-- Required work --
Wherever a line below holds the word "Faça", copy that line.

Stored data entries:
● ● ● ● ● ● ●
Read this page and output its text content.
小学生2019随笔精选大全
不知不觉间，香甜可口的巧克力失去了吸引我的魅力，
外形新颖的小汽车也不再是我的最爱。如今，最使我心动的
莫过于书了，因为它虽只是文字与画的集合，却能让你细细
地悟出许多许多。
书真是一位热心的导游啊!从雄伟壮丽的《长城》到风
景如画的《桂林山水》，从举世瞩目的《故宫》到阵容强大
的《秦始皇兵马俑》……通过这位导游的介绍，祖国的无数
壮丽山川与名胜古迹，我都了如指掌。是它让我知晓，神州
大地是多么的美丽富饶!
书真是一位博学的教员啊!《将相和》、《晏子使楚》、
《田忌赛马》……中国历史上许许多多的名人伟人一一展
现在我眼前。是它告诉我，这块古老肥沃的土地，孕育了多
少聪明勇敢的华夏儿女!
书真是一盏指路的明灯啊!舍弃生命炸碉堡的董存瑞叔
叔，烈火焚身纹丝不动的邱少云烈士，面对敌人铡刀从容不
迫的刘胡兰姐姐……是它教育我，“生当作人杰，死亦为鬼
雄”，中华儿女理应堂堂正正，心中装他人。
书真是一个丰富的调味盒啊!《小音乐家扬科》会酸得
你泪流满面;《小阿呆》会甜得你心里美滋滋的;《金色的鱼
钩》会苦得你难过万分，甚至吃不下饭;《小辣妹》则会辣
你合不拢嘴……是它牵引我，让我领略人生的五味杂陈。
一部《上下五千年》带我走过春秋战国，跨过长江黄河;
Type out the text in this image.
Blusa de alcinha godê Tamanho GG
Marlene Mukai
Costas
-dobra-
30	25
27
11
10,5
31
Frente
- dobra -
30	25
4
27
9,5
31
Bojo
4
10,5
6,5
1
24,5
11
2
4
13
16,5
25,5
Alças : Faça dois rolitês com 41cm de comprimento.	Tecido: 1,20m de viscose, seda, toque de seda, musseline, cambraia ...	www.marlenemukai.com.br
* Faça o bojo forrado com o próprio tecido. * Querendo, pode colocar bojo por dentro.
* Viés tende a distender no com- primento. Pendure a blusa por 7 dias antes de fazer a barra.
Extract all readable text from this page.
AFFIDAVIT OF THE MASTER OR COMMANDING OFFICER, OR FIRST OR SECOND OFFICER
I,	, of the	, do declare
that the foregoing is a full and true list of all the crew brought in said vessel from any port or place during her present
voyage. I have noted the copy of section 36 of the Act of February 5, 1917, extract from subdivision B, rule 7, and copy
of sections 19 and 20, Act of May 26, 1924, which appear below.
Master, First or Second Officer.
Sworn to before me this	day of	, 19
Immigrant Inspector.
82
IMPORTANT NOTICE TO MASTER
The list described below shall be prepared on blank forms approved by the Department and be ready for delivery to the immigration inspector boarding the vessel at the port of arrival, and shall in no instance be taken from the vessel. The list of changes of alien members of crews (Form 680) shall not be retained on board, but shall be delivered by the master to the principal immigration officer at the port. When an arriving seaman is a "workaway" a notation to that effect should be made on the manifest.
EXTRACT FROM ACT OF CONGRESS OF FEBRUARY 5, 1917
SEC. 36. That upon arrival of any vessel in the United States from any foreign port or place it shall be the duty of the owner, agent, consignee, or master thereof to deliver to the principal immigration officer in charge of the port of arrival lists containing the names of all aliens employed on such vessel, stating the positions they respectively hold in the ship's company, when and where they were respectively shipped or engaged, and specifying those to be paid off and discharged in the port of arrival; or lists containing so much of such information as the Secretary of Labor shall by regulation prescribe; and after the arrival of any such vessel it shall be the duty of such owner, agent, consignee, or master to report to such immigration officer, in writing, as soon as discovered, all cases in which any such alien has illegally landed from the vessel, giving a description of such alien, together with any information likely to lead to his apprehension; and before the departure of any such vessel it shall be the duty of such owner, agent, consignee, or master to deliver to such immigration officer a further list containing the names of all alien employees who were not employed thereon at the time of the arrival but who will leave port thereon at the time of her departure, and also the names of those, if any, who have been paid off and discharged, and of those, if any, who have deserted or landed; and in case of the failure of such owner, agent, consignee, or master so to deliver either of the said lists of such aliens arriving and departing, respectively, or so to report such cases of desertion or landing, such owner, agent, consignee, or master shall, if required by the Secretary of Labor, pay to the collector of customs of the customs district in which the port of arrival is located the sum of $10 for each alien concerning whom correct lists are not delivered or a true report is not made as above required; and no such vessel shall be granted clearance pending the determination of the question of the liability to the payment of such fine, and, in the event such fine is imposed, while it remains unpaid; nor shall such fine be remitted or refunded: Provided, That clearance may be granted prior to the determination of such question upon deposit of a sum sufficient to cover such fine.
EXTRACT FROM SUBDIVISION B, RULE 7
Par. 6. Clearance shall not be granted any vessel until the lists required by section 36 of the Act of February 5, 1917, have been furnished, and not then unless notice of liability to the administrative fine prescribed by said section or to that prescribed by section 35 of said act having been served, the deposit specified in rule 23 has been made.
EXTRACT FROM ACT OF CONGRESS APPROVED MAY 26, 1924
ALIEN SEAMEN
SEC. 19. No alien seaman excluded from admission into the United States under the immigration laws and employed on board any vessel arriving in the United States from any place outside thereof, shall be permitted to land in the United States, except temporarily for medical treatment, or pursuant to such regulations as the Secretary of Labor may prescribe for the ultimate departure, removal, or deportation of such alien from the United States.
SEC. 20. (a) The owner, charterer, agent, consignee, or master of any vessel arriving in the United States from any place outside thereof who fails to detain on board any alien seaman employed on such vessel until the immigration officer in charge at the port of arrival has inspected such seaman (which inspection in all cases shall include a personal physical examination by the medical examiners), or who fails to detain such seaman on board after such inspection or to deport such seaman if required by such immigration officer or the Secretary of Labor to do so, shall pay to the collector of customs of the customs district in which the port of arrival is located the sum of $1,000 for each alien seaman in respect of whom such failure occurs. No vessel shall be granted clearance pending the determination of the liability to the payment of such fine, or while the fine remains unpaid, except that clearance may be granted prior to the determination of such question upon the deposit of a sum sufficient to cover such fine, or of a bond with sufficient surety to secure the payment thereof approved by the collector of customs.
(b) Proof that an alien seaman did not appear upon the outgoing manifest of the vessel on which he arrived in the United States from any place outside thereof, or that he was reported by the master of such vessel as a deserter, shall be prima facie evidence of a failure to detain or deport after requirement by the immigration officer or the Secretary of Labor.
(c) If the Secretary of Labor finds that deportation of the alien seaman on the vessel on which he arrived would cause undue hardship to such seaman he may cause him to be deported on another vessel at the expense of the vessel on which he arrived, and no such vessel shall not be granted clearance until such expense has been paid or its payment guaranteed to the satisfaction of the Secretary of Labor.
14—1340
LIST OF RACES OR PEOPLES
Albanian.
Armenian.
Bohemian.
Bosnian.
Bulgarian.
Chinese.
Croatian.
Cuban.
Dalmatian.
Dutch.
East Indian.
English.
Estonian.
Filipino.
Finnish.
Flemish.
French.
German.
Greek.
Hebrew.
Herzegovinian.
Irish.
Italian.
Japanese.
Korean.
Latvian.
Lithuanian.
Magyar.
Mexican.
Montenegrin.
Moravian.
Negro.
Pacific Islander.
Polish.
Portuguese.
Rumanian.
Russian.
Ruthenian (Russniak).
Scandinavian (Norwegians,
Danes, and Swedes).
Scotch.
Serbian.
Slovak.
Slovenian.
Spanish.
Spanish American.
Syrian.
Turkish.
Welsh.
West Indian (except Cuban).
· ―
● ● ● ● ● ● ●
-- Complete answer --
Alças : Faça dois rolitês com 41cm de comprimento.	Tecido: 1,20m de viscose, seda, toque de seda, musseline, cambraia ...	www.marlenemukai.com.br
* Faça o bojo forrado com o próprio tecido. * Querendo, pode colocar bojo por dentro.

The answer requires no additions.